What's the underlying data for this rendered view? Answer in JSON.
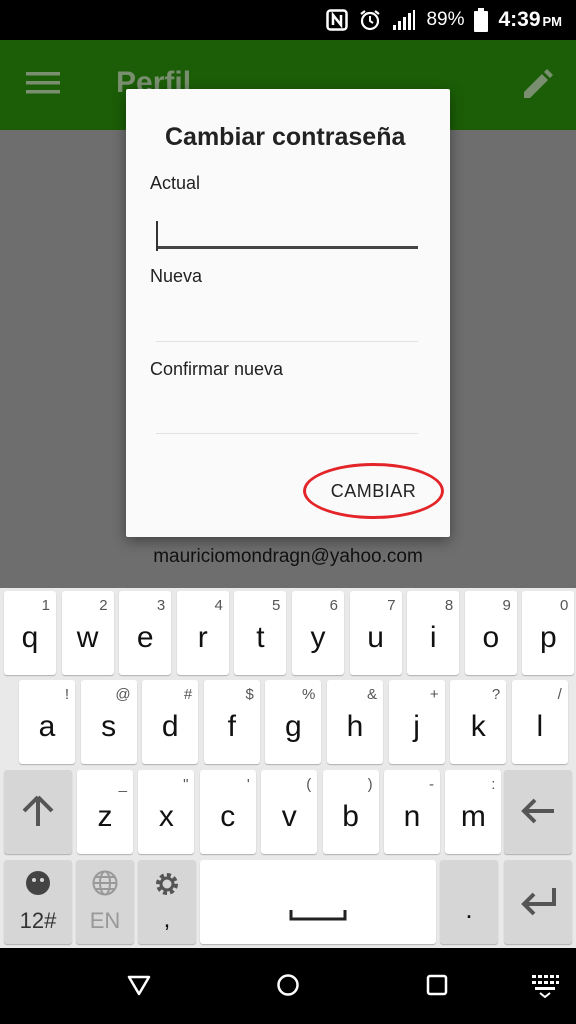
{
  "status_bar": {
    "battery_percent": "89%",
    "time": "4:39",
    "ampm": "PM",
    "icons": [
      "nfc-icon",
      "alarm-icon",
      "signal-icon",
      "battery-icon"
    ]
  },
  "app_bar": {
    "title": "Perfil",
    "menu_icon": "hamburger-menu-icon",
    "edit_icon": "pencil-icon",
    "color": "#1b5e07"
  },
  "profile": {
    "email": "mauriciomondragn@yahoo.com"
  },
  "dialog": {
    "title": "Cambiar contraseña",
    "fields": [
      {
        "label": "Actual",
        "value": ""
      },
      {
        "label": "Nueva",
        "value": ""
      },
      {
        "label": "Confirmar nueva",
        "value": ""
      }
    ],
    "action_label": "CAMBIAR",
    "highlight_color": "#e3252a"
  },
  "keyboard": {
    "row1": [
      {
        "key": "q",
        "sub": "1"
      },
      {
        "key": "w",
        "sub": "2"
      },
      {
        "key": "e",
        "sub": "3"
      },
      {
        "key": "r",
        "sub": "4"
      },
      {
        "key": "t",
        "sub": "5"
      },
      {
        "key": "y",
        "sub": "6"
      },
      {
        "key": "u",
        "sub": "7"
      },
      {
        "key": "i",
        "sub": "8"
      },
      {
        "key": "o",
        "sub": "9"
      },
      {
        "key": "p",
        "sub": "0"
      }
    ],
    "row2": [
      {
        "key": "a",
        "sub": "!"
      },
      {
        "key": "s",
        "sub": "@"
      },
      {
        "key": "d",
        "sub": "#"
      },
      {
        "key": "f",
        "sub": "$"
      },
      {
        "key": "g",
        "sub": "%"
      },
      {
        "key": "h",
        "sub": "&"
      },
      {
        "key": "j",
        "sub": "+"
      },
      {
        "key": "k",
        "sub": "?"
      },
      {
        "key": "l",
        "sub": "/"
      }
    ],
    "row3": [
      {
        "key": "z",
        "sub": "_"
      },
      {
        "key": "x",
        "sub": "\""
      },
      {
        "key": "c",
        "sub": "'"
      },
      {
        "key": "v",
        "sub": "("
      },
      {
        "key": "b",
        "sub": ")"
      },
      {
        "key": "n",
        "sub": "-"
      },
      {
        "key": "m",
        "sub": ":"
      }
    ],
    "symbols_label": "12#",
    "language_label": "EN",
    "comma_label": ",",
    "period_label": ".",
    "icons": [
      "shift-icon",
      "backspace-icon",
      "emoji-icon",
      "globe-icon",
      "settings-icon",
      "space-icon",
      "enter-icon"
    ]
  },
  "nav_bar": {
    "icons": [
      "back-icon",
      "home-icon",
      "recents-icon",
      "keyboard-icon"
    ]
  }
}
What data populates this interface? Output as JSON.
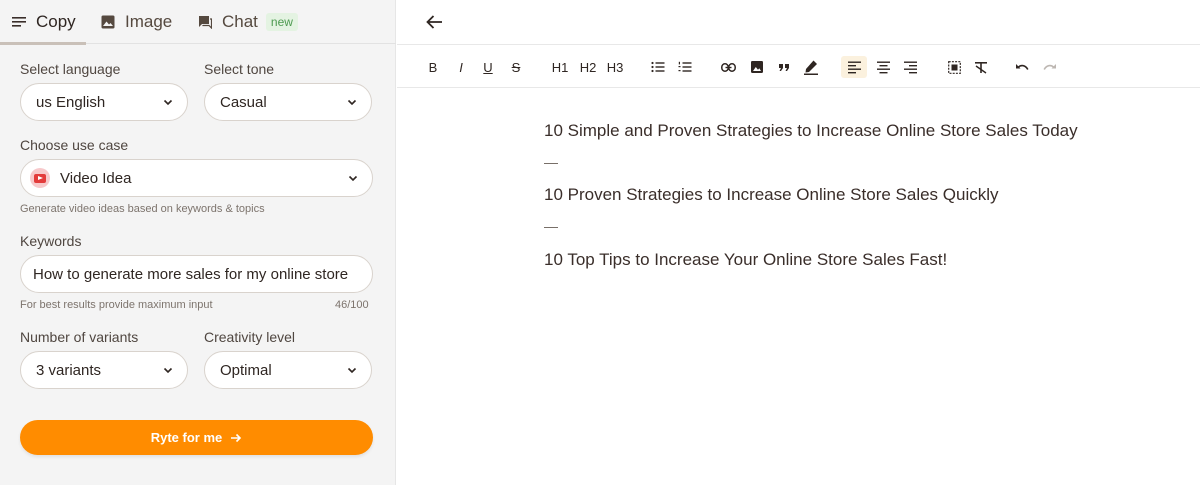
{
  "tabs": [
    {
      "label": "Copy",
      "icon": "menu-icon",
      "active": true
    },
    {
      "label": "Image",
      "icon": "image-icon"
    },
    {
      "label": "Chat",
      "icon": "chat-icon",
      "badge": "new"
    }
  ],
  "form": {
    "language": {
      "label": "Select language",
      "value": "us English"
    },
    "tone": {
      "label": "Select tone",
      "value": "Casual"
    },
    "use_case": {
      "label": "Choose use case",
      "value": "Video Idea",
      "icon": "youtube-icon",
      "hint": "Generate video ideas based on keywords & topics"
    },
    "keywords": {
      "label": "Keywords",
      "value": "How to generate more sales for my online store",
      "hint": "For best results provide maximum input",
      "count": "46/100"
    },
    "variants": {
      "label": "Number of variants",
      "value": "3 variants"
    },
    "creativity": {
      "label": "Creativity level",
      "value": "Optimal"
    },
    "submit_label": "Ryte for me",
    "submit_icon": "arrow-right-icon",
    "accent_color": "#ff8c00"
  },
  "toolbar": {
    "back_icon": "arrow-left-icon",
    "bold": "B",
    "italic": "I",
    "underline": "U",
    "strike": "S",
    "h1": "H1",
    "h2": "H2",
    "h3": "H3",
    "active_align": "align-left"
  },
  "editor": {
    "lines": [
      "10 Simple and Proven Strategies to Increase Online Store Sales Today",
      "10 Proven Strategies to Increase Online Store Sales Quickly",
      "10 Top Tips to Increase Your Online Store Sales Fast!"
    ],
    "separator": "—"
  }
}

» **WHAT YOU SHOULD DO**: Search the entries for "this" and copy out each line that has it.

» **EXERCISE SOLUTION**:
What's the underlying data for this rendered view? Answer in JSON.
What data populates this interface? Output as JSON.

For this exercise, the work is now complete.